EXTRAIT CHOISI —
══════
Malgré tous leurs succès depuis 20 ans, Jim Balsillie et Mike Lazaridis ont commis une erreur impardonnable en affaires: s'asseoir sur leurs lauriers. Si bien que leur départ à la tête de Research in Motion (RIM), attendu depuis trop longtemps, ne règlera pas la crise existentielle du fabricant du BlackBerry.

Après les résultats catastrophiques de la dernière année (lancement raté du PlayBook, titre en baisse de 74% à la Bourse) et la pression des actionnaires, la direction bicéphale Balsillie-Lazaridis a capitulé dimanche soir. Ils continueront de siéger au conseil d'administration, qui a choisi le numéro trois Thorsten Heins pour leur succéder comme PDG.
══════
LISTE FOURNIE —
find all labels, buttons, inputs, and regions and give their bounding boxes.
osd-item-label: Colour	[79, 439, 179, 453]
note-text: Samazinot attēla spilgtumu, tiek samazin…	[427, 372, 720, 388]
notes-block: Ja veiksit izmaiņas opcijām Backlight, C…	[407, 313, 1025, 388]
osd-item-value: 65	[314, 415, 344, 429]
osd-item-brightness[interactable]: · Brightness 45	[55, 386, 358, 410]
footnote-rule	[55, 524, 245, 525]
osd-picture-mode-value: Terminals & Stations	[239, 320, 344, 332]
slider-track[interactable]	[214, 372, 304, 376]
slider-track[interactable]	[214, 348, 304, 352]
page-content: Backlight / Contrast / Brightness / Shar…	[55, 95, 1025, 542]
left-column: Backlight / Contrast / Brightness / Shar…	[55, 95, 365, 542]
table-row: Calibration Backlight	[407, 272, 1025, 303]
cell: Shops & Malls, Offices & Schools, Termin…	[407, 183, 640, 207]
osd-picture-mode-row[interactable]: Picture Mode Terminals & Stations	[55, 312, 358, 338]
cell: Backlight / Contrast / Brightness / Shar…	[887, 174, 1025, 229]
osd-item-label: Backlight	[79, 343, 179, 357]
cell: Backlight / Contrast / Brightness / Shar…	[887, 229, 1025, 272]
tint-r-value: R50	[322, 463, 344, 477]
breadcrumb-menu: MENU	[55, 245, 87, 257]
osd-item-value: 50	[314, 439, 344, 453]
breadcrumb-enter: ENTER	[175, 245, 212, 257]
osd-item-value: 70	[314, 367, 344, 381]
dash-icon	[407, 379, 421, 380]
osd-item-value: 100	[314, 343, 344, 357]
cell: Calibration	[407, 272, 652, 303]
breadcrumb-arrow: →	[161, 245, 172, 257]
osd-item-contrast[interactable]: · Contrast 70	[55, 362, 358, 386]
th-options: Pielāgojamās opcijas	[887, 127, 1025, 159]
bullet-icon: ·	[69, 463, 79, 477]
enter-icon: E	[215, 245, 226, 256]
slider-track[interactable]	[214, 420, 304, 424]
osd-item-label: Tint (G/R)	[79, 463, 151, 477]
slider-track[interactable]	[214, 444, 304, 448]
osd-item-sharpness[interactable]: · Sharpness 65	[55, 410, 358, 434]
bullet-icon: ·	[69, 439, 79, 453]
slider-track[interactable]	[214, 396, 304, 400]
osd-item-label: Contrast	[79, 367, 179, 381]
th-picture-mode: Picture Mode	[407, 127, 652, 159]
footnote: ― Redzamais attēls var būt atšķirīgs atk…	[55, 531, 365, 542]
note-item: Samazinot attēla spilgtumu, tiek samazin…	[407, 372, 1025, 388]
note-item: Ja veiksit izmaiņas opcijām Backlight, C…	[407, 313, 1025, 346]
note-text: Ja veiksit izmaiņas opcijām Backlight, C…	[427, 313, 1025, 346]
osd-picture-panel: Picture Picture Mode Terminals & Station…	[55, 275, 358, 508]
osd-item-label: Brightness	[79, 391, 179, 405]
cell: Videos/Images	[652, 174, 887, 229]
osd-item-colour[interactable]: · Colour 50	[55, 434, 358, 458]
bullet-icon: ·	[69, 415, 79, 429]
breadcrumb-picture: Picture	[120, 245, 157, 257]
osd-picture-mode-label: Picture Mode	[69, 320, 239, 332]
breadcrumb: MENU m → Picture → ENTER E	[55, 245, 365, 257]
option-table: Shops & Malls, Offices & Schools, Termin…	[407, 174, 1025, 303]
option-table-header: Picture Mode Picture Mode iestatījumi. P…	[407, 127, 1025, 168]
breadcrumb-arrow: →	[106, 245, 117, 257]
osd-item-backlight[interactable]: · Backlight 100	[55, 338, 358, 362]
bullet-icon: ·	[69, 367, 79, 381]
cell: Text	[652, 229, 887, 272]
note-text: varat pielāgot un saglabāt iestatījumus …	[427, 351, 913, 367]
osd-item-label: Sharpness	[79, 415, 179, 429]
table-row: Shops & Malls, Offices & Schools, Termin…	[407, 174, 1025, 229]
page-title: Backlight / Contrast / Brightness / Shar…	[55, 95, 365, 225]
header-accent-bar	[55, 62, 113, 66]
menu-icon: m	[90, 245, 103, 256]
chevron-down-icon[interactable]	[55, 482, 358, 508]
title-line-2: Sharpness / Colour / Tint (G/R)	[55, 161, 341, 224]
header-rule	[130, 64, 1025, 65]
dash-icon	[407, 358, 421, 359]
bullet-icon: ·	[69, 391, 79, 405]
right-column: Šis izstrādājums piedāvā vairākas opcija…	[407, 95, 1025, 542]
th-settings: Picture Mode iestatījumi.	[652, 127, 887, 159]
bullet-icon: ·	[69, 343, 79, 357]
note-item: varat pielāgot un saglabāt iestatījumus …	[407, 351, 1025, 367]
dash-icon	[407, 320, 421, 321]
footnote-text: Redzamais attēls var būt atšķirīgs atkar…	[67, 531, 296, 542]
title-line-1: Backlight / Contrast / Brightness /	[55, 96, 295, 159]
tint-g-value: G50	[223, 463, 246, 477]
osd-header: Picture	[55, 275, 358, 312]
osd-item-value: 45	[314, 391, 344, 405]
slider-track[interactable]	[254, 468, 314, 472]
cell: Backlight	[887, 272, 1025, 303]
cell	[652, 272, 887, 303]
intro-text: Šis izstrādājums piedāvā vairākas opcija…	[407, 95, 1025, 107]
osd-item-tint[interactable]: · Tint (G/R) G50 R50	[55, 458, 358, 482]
══════
TRAVAIL DEMANDÉ —
1) Recopiez à l'identique le passage de l'extrait qui commence par « Malgré tous leurs » et se poursuit jusqu'à « succéder comme PDG. ».
2) Pouvez-vous résumer l'extrait en deux phrases ?
Cette liste ne sert à rien pour l'exercice.

CORRIGÉ —
1)
Malgré tous leurs succès depuis 20 ans, Jim Balsillie et Mike Lazaridis ont commis une erreur impardonnable en affaires: s'asseoir sur leurs lauriers. Si bien que leur départ à la tête de Research in Motion (RIM), attendu depuis trop longtemps, ne règlera pas la crise existentielle du fabricant du BlackBerry.

Après les résultats catastrophiques de la dernière année (lancement raté du PlayBook, titre en baisse de 74% à la Bourse) et la pression des actionnaires, la direction bicéphale Balsillie-Lazaridis a capitulé dimanche soir. Ils continueront de siéger au conseil d'administration, qui a choisi le numéro trois Thorsten Heins pour leur succéder comme PDG.

2) Après une année catastrophique, marquée par le lancement raté du PlayBook et une chute de 74 % du titre en Bourse, Jim Balsillie et Mike Lazaridis ont cédé sous la pression des actionnaires et quittent la tête de Research in Motion, tout en restant au conseil d'administration. Le numéro trois, Thorsten Heins, leur succède comme PDG, mais ce départ ne règlera pas la crise existentielle du fabricant du BlackBerry.